[作業指示 1]
寝る前の味噌汁についての抜粋を、「じゃがいも、里芋、さつまいも」から「プラスできるのも魅力ですね。」までのすべてにわたり、「大根」を「キャベツ」に差し替えて書き出してください。
[作業指示 2]
寝る前の味噌汁についての抜粋によると、カリウムにはどのような作用がありますか。
··· 読解用抜粋
また、腸内環境を整えるために重要な善玉菌ですが、一度摂取するとずっと腸内に棲みついてくれる、というものではありません。腸内環境を良好に保つためには、善玉菌を毎日取り入れることが重要です。善玉菌の供給源としても、毎日の味噌汁を継続することは重要と言えそうですね。

 

ポイント4.糖質が多い野菜などを入れない

寝る前の味噌汁を低エネルギーに抑えるため、注意したいのが糖質の多い具材です。

じゃがいも、里芋、さつまいもなどは、ビタミンや食物繊維も豊富で良質な食材ではありますが、糖質も多いため、寝る前の味噌汁には加えない方がよいでしょう。また、にゅうめんなどの麺類を味噌汁に入れるのも避けましょう。

おすすめは大根や玉ネギなど、糖質量が少なく低カロリーで、効率よくカリウムを摂取できる野菜です。カリウムは、味噌汁で多めに摂取した塩分を、水分と共に体の外に出すように働きかける作用があります。高血圧予防やむくみの解消にも役立つため、糖質量の少ない野菜を選び、積極的に味噌汁の具として使ってみましょう。

 

寝る前の味噌汁にオススメの具材5選

味噌汁のメリットとして、具材を変更することで飽きることなく楽しめる、というものがあります。また、たんぱく質が豊富な食品、食物繊維が豊富な食品など、強化したい栄養素を考えて、健康効果をプラスできるのも魅力ですね。

以下では、寝る前の味噌汁の具として特におすすめな食材を紹介します。いつもの味噌汁をアレンジしたい、満足感や快眠効果をより得たいという場合に、是非ご活用ください。

豆腐

味噌汁に入れたい定番の具材として、豆腐を思い浮かべる方も多いことでしょう。豆腐には良質なたんぱく質が豊富に含まれており、また柔らかいため消化にもよく、夜に摂取するには最適な食品であると言えます。

大豆製品である豆腐からは、トリプトファンも豊富に摂取できます。セロトニンやメラトニンの合成材料として機能するため、味噌汁が持つ効果を強化する意味合いで見ても優秀です。
······
··· 利用可能なデータ
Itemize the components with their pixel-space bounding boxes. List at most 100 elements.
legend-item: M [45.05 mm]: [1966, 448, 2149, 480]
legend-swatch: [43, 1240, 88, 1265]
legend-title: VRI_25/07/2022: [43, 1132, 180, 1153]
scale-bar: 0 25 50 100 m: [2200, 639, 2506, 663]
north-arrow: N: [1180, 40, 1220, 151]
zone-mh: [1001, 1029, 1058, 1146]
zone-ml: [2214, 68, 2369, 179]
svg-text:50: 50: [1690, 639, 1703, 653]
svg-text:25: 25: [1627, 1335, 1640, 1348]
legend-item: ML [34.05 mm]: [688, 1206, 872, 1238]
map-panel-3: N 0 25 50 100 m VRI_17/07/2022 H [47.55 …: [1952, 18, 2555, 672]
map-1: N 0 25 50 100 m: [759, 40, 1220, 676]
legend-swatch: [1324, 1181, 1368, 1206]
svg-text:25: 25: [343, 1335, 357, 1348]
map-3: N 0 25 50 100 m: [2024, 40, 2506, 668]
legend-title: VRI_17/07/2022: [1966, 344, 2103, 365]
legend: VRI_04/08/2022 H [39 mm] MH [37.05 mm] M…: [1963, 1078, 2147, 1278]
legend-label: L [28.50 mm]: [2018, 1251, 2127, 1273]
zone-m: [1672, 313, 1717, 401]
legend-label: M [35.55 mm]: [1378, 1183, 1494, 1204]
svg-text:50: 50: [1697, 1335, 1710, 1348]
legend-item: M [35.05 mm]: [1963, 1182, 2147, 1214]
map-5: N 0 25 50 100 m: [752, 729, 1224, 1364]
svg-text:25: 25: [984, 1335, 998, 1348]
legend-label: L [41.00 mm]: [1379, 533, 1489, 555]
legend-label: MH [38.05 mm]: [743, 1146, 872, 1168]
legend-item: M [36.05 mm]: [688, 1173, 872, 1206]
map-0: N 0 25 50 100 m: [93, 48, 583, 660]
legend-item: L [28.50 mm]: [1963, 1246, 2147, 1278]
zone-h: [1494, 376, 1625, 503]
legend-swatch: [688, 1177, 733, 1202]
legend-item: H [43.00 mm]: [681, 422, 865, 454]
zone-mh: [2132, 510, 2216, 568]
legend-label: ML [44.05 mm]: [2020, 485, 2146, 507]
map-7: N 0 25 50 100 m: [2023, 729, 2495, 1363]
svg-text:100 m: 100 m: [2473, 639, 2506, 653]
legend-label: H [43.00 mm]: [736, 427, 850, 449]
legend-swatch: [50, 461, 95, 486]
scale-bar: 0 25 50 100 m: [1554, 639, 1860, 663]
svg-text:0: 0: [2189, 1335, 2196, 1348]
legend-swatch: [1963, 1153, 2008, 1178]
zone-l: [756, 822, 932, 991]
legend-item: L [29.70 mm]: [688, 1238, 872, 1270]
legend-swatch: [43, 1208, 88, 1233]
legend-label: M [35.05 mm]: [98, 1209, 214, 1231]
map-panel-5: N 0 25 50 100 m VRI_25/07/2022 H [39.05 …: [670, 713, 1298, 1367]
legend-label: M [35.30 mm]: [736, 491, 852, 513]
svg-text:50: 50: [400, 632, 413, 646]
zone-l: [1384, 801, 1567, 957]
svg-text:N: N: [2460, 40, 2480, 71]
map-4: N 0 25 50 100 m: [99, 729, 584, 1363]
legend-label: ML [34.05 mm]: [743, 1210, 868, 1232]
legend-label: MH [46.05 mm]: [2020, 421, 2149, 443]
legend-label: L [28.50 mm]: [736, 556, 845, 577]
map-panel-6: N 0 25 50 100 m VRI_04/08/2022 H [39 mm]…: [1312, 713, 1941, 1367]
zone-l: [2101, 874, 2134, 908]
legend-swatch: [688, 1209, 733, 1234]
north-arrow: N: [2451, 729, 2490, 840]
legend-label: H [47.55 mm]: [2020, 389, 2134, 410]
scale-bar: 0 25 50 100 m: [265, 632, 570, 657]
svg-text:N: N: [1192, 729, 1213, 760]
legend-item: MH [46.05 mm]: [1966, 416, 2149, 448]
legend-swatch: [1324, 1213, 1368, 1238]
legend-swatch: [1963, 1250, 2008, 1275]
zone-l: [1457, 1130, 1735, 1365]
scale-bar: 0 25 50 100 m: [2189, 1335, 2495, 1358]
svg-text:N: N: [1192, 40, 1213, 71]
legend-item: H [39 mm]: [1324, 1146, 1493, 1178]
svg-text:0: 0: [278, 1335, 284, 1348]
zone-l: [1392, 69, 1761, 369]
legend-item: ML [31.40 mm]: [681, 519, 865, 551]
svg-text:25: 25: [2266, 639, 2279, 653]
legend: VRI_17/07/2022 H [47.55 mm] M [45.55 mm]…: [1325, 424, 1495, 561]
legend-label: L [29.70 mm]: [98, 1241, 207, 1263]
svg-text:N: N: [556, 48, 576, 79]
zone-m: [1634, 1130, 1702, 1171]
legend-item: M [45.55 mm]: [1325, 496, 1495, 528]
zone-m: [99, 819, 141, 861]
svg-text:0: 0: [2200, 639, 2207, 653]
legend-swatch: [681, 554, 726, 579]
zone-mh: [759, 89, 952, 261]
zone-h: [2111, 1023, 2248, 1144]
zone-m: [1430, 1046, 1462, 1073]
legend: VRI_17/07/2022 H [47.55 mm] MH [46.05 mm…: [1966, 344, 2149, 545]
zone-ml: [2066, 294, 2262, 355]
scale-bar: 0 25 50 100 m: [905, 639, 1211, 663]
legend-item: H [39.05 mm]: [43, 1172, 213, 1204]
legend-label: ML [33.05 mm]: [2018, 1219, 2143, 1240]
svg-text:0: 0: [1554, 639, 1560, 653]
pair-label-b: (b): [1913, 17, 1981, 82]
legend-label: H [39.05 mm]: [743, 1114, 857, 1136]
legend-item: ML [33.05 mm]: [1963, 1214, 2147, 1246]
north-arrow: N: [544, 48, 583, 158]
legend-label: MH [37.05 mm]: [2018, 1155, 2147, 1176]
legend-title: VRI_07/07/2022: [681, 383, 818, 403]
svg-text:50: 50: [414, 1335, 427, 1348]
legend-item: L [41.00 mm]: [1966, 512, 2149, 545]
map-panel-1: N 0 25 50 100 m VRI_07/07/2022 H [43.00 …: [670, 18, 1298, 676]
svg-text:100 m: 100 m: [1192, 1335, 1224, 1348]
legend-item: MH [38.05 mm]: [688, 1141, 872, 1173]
······
[回答 1]
じゃがいも、里芋、さつまいもなどは、ビタミンや食物繊維も豊富で良質な食材ではありますが、糖質も多いため、寝る前の味噌汁には加えない方がよいでしょう。また、にゅうめんなどの麺類を味噌汁に入れるのも避けましょう。

おすすめはキャベツや玉ネギなど、糖質量が少なく低カロリーで、効率よくカリウムを摂取できる野菜です。カリウムは、味噌汁で多めに摂取した塩分を、水分と共に体の外に出すように働きかける作用があります。高血圧予防やむくみの解消にも役立つため、糖質量の少ない野菜を選び、積極的に味噌汁の具として使ってみましょう。

 

寝る前の味噌汁にオススメの具材5選

味噌汁のメリットとして、具材を変更することで飽きることなく楽しめる、というものがあります。また、たんぱく質が豊富な食品、食物繊維が豊富な食品など、強化したい栄養素を考えて、健康効果をプラスできるのも魅力ですね。

[回答 2]
味噌汁で多めに摂取した塩分を、水分と共に体の外に出すように働きかける作用があります。